# Raspberry Pi 3 and poudriere



## MrLudo (Nov 29, 2017)

Hello.

I have an existing poudriere environment which I successfully use to build a set of ports for my RPi2s.

I am trying my first pass at building the same set of ports for an RPi3.

I have created my RPi3 jail with the following command:

`poudriere jail -c -x -j rpi3v12 -m svn -a arm64.aarch64 -v head@319962`

The version of head was specified to match the O/S on the poudriere server to avoid any jail newer than host errors.

I then commenced my build with the following command:

`poudriere bulk -T -j rpi3v12 -p head -z default -f /usr/local/etc/poudriere-list-rpi`

The build I am running has failed to build www/w3m because of an assertion failure and skipped 4 other ports as a result.

The same ports tree builds correctly on my RPi2 jail in poudriere.

I have reported the fault on bugzilla. See https://bugs.freebsd.org/bugzilla/show_bug.cgi?id=223956 .

I recall when I first used poudriere and QEMU to build for RPI2s I had to add a signature for QEMU to recognize armv6hf like so to make it work:
`/usr/sbin/binmiscctl add armv6hf --interpreter "/usr/local/bin/qemu-arm-static" \
--magic "\x7f\x45\x4c\x46\x01\x01\x01\x00\x00\x00\x00\x00\x00\x00\x00\x00\x02\x00\x28\x00" \
--mask "\xff\xff\xff\xff\xff\xff\xff\x00\xff\xff\xff\xff\xff\xff\xff\xff\xfe\xff\xff\xff" \
--size 20 --set-enabled`

I did not do this for the RPi3 as the was already a signature for aarch64 shown by:

`binmiscctl lookup  aarch64`
This showed:
`name: aarch64
interpreter: /usr/local/bin/qemu-aarch64-static
flags: ENABLED USE_MASK
magic size: 20
magic offset: 0
magic: 0x7f 0x45 0x4c 0x46  0x02 0x01 0x01 0x00  0x00 0x00 0x00 0x00
       0x00 0x00 0x00 0x00  0x02 0x00 0xb7 0x00
mask:  0xff 0xff 0xff 0xff  0xff 0xff 0xff 0x00  0xff 0xff 0xff 0xff
       0xff 0xff 0xff 0xff  0xfe 0xff 0xff 0xff`

Is there anyone else using poudriere to build their RPi3 ports who can confirm my setup is correct ?

Is there some specific RPi3 signature to use instead of the already available aarch64 one ?


----------



## acheron (Nov 29, 2017)

armv6hf is just armv6.
qemu has a lot of bugs, the failure happens on real hw too?
Your setup is correct.


----------



## MrLudo (Nov 30, 2017)

acheron said:


> qemu has a lot of bugs, the failure happens on real hw too?

### Dataset extract
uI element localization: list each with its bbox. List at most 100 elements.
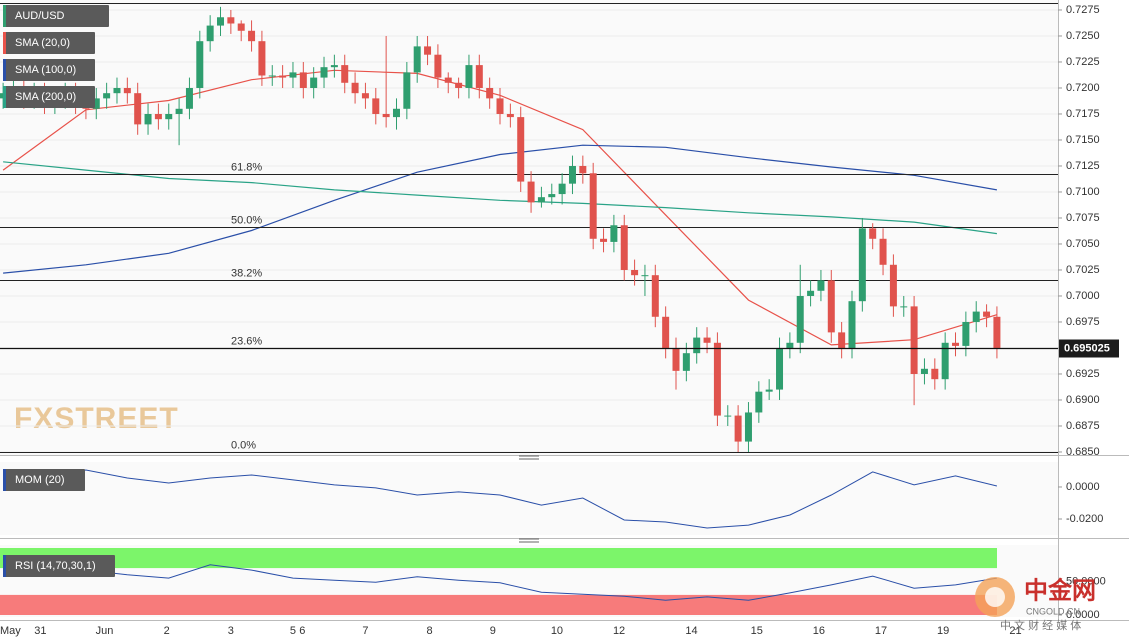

==

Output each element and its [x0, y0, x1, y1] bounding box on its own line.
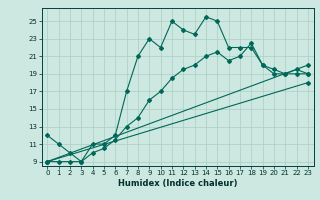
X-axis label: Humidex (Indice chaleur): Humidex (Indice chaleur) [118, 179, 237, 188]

### To do
Write the next part of the forum thread on building Raspberry Pi 3 ports with poudriere, starting right after the last line shown.

### Exercise output
> Your setup is correct.



I will get my boss who is playing with the physical RPi3 to build w3m and see if it blows up for him in the same way.

Thanks for confirming my poudriere setup is correct.


----------



## MrLudo (Dec 6, 2017)

I was just reading https://wiki.freebsd.org/arm64/rpi3 which mentions the following in the Bugs/issues section...



> (fixed in HEAD and stable/11 now) Compiling ports directly on the RPI3 is possible, but due to a bug either in jemalloc or FreeBSD's locking code, /etc/malloc.conf needs to be set:
> 
> Diane Bruce suspects potential locking issues on arm64. jemalloc had some locking issues early on in FreeBSD's arm support.
> This bug can be worked around by disabling tcache: ln -s 'tcache:false' /etc/malloc.conf



I tried disabling tcache both inside the jail and on the host but this did not change the failure.

I will report back further here when the attempt to build w3m is done on the physical hardware.


----------



## Phishfry (Dec 6, 2017)

Silly question but have you tried using pkg. There is an aarch64 repository now and many packages exist. I had xorg, scfb and twm going.
There was no xfce4 though. I did try openbox but not w3m. LXDE is available too. Did'nt try it out though.
Was just messing around to see what worked.


----------



## acheron (Dec 6, 2017)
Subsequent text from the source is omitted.